• _Exercise brief_
Every entry that follows should be reproduced exactly.

• _Information provided_
================================
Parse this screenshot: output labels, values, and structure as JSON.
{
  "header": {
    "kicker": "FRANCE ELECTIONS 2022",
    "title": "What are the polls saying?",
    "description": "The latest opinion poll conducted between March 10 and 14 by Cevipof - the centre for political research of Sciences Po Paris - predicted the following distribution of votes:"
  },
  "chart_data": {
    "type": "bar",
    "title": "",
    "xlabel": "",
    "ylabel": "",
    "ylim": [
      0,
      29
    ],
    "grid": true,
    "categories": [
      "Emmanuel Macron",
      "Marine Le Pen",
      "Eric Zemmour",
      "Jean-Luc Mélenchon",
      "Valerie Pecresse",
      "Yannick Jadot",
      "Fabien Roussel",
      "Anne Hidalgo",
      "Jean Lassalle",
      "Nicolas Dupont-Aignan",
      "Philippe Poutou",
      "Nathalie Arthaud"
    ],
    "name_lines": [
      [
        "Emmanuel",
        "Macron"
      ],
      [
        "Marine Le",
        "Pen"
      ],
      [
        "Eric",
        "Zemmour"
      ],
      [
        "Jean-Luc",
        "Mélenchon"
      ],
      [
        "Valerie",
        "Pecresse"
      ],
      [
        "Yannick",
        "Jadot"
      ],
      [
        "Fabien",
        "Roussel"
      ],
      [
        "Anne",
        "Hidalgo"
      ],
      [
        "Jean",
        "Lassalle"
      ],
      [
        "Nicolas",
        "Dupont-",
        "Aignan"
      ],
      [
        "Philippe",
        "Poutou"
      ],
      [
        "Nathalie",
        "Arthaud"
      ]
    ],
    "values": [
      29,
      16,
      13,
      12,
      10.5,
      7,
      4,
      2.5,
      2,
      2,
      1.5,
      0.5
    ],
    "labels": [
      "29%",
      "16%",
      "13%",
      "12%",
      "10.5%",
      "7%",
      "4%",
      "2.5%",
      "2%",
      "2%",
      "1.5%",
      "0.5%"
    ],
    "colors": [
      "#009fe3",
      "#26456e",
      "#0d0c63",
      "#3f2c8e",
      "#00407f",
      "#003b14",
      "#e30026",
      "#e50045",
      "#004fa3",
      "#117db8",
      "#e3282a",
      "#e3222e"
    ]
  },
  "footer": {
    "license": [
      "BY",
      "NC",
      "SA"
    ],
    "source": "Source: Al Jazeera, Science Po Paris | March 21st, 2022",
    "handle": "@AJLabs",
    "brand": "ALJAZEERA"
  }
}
================================
• _Response below_
Parse this screenshot: output labels, values, and structure as JSON.
{
  "header": {
    "kicker": "FRANCE ELECTIONS 2022",
    "title": "What are the polls saying?",
    "description": "The latest opinion poll conducted between March 10 and 14 by Cevipof - the centre for political research of Sciences Po Paris - predicted the following distribution of votes:"
  },
  "chart_data": {
    "type": "bar",
    "title": "",
    "xlabel": "",
    "ylabel": "",
    "ylim": [
      0,
      29
    ],
    "grid": true,
    "categories": [
      "Emmanuel Macron",
      "Marine Le Pen",
      "Eric Zemmour",
      "Jean-Luc Mélenchon",
      "Valerie Pecresse",
      "Yannick Jadot",
      "Fabien Roussel",
      "Anne Hidalgo",
      "Jean Lassalle",
      "Nicolas Dupont-Aignan",
      "Philippe Poutou",
      "Nathalie Arthaud"
    ],
    "name_lines": [
      [
        "Emmanuel",
        "Macron"
      ],
      [
        "Marine Le",
        "Pen"
      ],
      [
        "Eric",
        "Zemmour"
      ],
      [
        "Jean-Luc",
        "Mélenchon"
      ],
      [
        "Valerie",
        "Pecresse"
      ],
      [
        "Yannick",
        "Jadot"
      ],
      [
        "Fabien",
        "Roussel"
      ],
      [
        "Anne",
        "Hidalgo"
      ],
      [
        "Jean",
        "Lassalle"
      ],
      [
        "Nicolas",
        "Dupont-",
        "Aignan"
      ],
      [
        "Philippe",
        "Poutou"
      ],
      [
        "Nathalie",
        "Arthaud"
      ]
    ],
    "values": [
      29,
      16,
      13,
      12,
      10.5,
      7,
      4,
      2.5,
      2,
      2,
      1.5,
      0.5
    ],
    "labels": [
      "29%",
      "16%",
      "13%",
      "12%",
      "10.5%",
      "7%",
      "4%",
      "2.5%",
      "2%",
      "2%",
      "1.5%",
      "0.5%"
    ],
    "colors": [
      "#009fe3",
      "#26456e",
      "#0d0c63",
      "#3f2c8e",
      "#00407f",
      "#003b14",
      "#e30026",
      "#e50045",
      "#004fa3",
      "#117db8",
      "#e3282a",
      "#e3222e"
    ]
  },
  "footer": {
    "license": [
      "BY",
      "NC",
      "SA"
    ],
    "source": "Source: Al Jazeera, Science Po Paris | March 21st, 2022",
    "handle": "@AJLabs",
    "brand": "ALJAZEERA"
  }
}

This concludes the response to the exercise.